### Problem description
Copy out the listing that follows exactly, dropping every picture.
··········
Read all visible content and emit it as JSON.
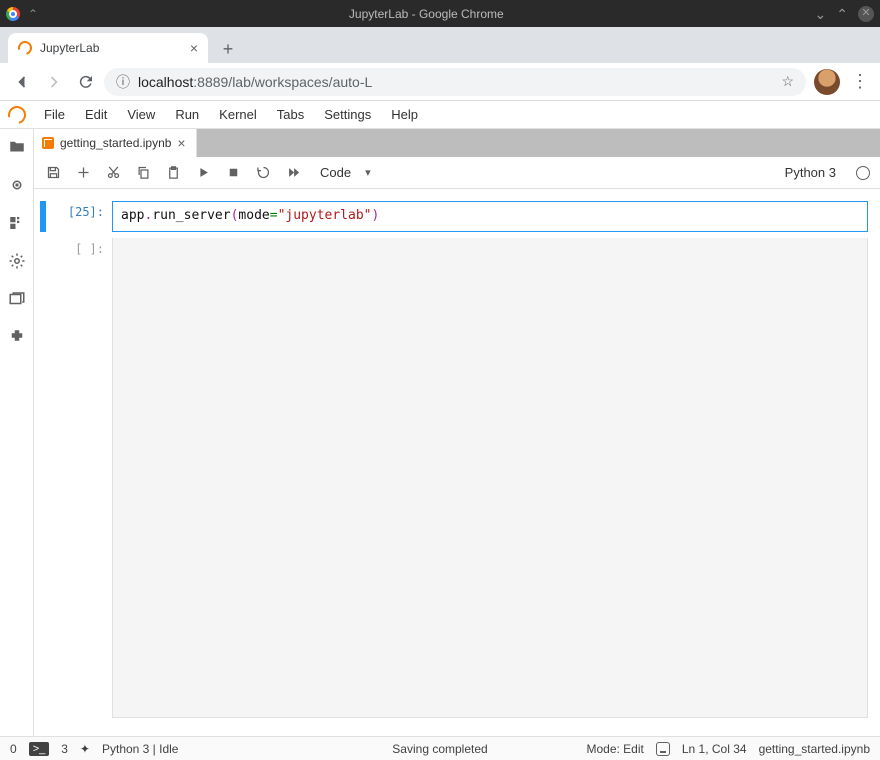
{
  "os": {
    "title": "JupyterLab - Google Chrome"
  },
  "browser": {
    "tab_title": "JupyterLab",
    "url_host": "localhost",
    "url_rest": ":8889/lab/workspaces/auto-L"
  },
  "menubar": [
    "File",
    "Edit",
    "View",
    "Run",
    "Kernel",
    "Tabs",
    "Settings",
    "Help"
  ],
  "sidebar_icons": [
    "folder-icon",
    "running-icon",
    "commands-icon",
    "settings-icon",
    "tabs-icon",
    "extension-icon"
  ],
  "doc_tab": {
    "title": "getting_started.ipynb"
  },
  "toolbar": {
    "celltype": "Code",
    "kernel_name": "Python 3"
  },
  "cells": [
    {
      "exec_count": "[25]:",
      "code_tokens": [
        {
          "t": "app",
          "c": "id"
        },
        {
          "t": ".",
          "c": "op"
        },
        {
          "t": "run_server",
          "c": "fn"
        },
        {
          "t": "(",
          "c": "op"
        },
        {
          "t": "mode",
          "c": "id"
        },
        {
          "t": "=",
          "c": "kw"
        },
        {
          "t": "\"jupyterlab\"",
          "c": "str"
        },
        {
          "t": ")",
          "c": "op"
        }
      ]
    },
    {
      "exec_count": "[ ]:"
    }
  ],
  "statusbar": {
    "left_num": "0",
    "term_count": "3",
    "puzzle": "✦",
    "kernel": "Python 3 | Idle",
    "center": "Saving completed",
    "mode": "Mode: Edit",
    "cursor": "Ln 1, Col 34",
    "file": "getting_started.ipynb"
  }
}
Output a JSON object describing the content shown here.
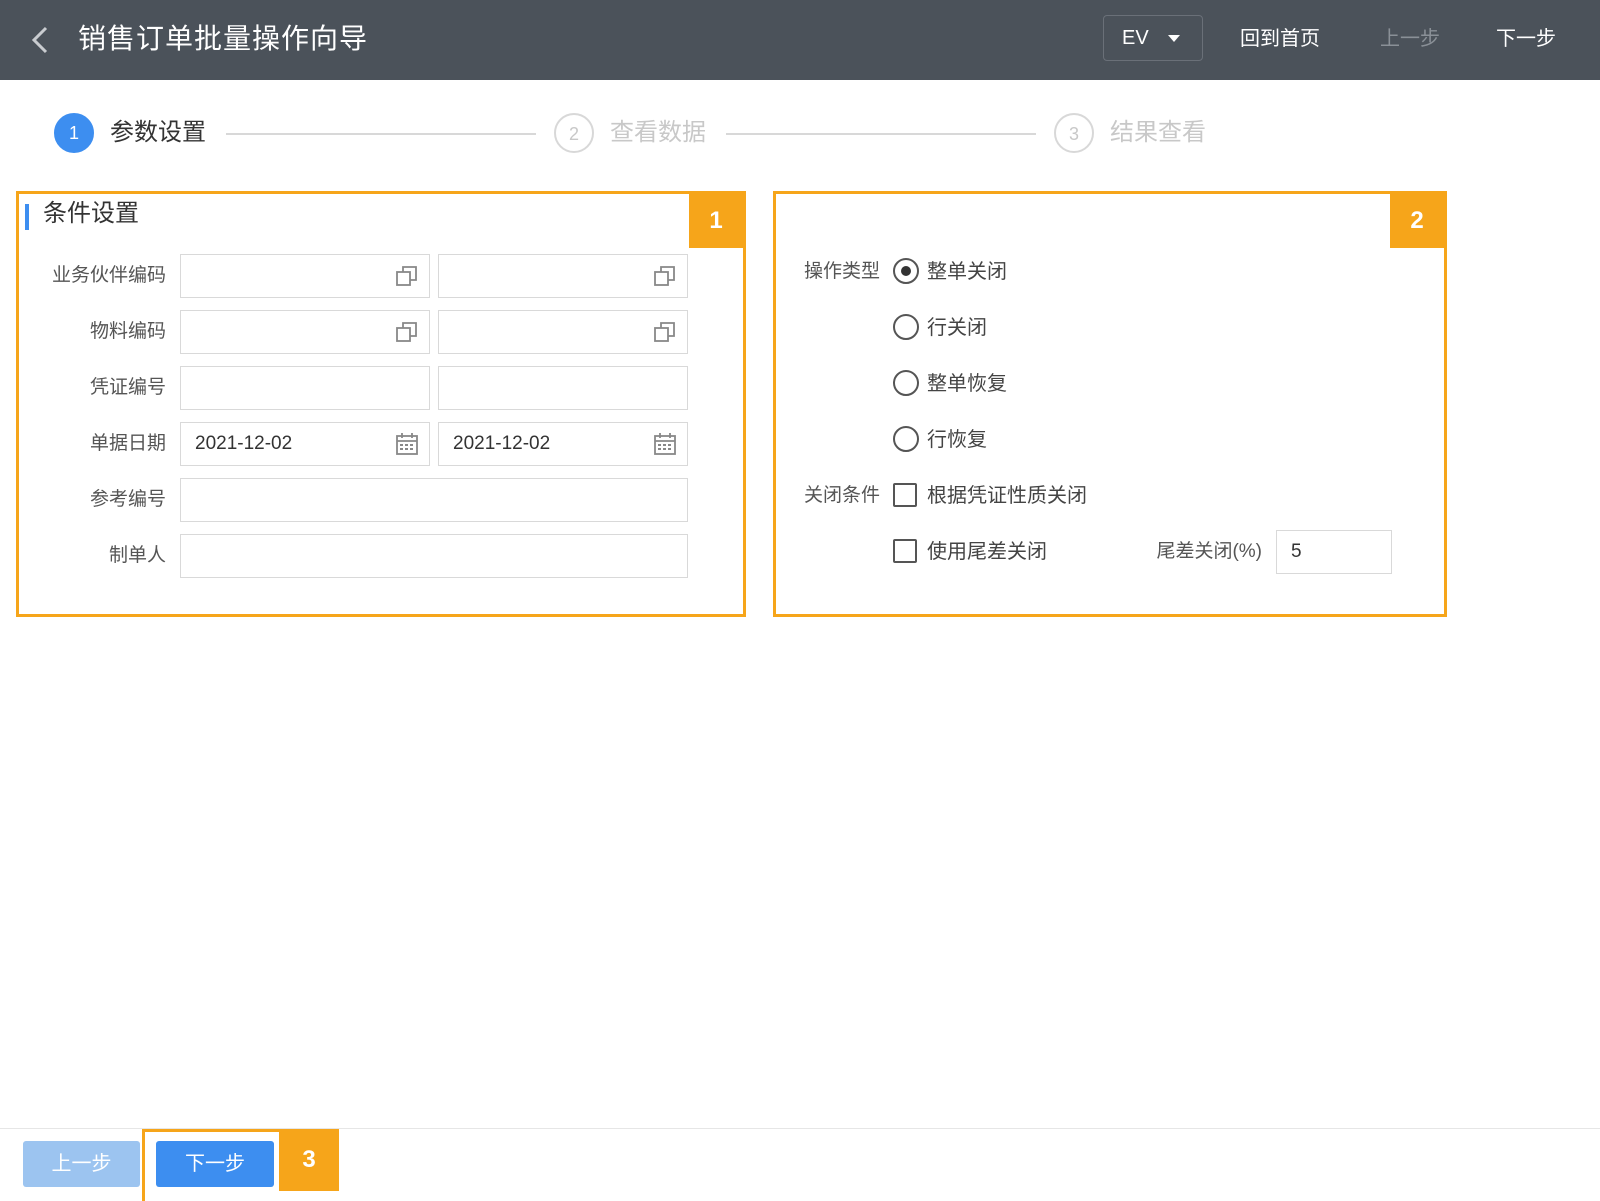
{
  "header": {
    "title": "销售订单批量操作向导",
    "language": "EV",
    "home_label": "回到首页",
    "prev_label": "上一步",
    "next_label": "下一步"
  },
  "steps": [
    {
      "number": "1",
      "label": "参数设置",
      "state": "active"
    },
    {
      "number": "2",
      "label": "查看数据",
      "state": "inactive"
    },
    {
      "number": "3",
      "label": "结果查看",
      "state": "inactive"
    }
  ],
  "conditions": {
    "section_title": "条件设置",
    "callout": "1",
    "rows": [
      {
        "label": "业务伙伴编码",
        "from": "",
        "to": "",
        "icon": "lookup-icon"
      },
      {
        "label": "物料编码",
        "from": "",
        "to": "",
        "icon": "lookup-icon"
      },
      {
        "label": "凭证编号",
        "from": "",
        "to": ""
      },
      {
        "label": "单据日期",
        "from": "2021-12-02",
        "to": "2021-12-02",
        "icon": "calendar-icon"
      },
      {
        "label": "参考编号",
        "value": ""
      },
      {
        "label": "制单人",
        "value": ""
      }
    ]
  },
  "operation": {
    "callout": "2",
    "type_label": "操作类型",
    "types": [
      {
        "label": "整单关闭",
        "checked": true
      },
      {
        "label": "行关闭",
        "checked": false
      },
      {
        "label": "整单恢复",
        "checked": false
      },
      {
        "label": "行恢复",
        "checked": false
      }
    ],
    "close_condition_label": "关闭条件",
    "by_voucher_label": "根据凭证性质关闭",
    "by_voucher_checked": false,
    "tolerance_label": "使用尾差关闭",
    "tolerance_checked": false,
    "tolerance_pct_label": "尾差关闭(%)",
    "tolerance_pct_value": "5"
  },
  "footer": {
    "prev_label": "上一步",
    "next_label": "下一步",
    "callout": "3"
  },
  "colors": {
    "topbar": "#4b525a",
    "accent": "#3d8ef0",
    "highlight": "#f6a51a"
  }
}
··········
### Output of the task
Read all visible content and emit it as JSON.
{
  "os": {
    "title": "JupyterLab - Google Chrome"
  },
  "browser": {
    "tab_title": "JupyterLab",
    "url_host": "localhost",
    "url_rest": ":8889/lab/workspaces/auto-L"
  },
  "menubar": [
    "File",
    "Edit",
    "View",
    "Run",
    "Kernel",
    "Tabs",
    "Settings",
    "Help"
  ],
  "sidebar_icons": [
    "folder-icon",
    "running-icon",
    "commands-icon",
    "settings-icon",
    "tabs-icon",
    "extension-icon"
  ],
  "doc_tab": {
    "title": "getting_started.ipynb"
  },
  "toolbar": {
    "celltype": "Code",
    "kernel_name": "Python 3"
  },
  "cells": [
    {
      "exec_count": "[25]:",
      "code_tokens": [
        {
          "t": "app",
          "c": "id"
        },
        {
          "t": ".",
          "c": "op"
        },
        {
          "t": "run_server",
          "c": "fn"
        },
        {
          "t": "(",
          "c": "op"
        },
        {
          "t": "mode",
          "c": "id"
        },
        {
          "t": "=",
          "c": "kw"
        },
        {
          "t": "\"jupyterlab\"",
          "c": "str"
        },
        {
          "t": ")",
          "c": "op"
        }
      ]
    },
    {
      "exec_count": "[ ]:"
    }
  ],
  "statusbar": {
    "left_num": "0",
    "term_count": "3",
    "puzzle": "✦",
    "kernel": "Python 3 | Idle",
    "center": "Saving completed",
    "mode": "Mode: Edit",
    "cursor": "Ln 1, Col 34",
    "file": "getting_started.ipynb"
  }
}
Output a JSON object describing the content shown here.
{
  "header": {
    "title": "销售订单批量操作向导",
    "language": "EV",
    "home_label": "回到首页",
    "prev_label": "上一步",
    "next_label": "下一步"
  },
  "steps": [
    {
      "number": "1",
      "label": "参数设置",
      "state": "active"
    },
    {
      "number": "2",
      "label": "查看数据",
      "state": "inactive"
    },
    {
      "number": "3",
      "label": "结果查看",
      "state": "inactive"
    }
  ],
  "conditions": {
    "section_title": "条件设置",
    "callout": "1",
    "rows": [
      {
        "label": "业务伙伴编码",
        "from": "",
        "to": "",
        "icon": "lookup-icon"
      },
      {
        "label": "物料编码",
        "from": "",
        "to": "",
        "icon": "lookup-icon"
      },
      {
        "label": "凭证编号",
        "from": "",
        "to": ""
      },
      {
        "label": "单据日期",
        "from": "2021-12-02",
        "to": "2021-12-02",
        "icon": "calendar-icon"
      },
      {
        "label": "参考编号",
        "value": ""
      },
      {
        "label": "制单人",
        "value": ""
      }
    ]
  },
  "operation": {
    "callout": "2",
    "type_label": "操作类型",
    "types": [
      {
        "label": "整单关闭",
        "checked": true
      },
      {
        "label": "行关闭",
        "checked": false
      },
      {
        "label": "整单恢复",
        "checked": false
      },
      {
        "label": "行恢复",
        "checked": false
      }
    ],
    "close_condition_label": "关闭条件",
    "by_voucher_label": "根据凭证性质关闭",
    "by_voucher_checked": false,
    "tolerance_label": "使用尾差关闭",
    "tolerance_checked": false,
    "tolerance_pct_label": "尾差关闭(%)",
    "tolerance_pct_value": "5"
  },
  "footer": {
    "prev_label": "上一步",
    "next_label": "下一步",
    "callout": "3"
  },
  "colors": {
    "topbar": "#4b525a",
    "accent": "#3d8ef0",
    "highlight": "#f6a51a"
  }
}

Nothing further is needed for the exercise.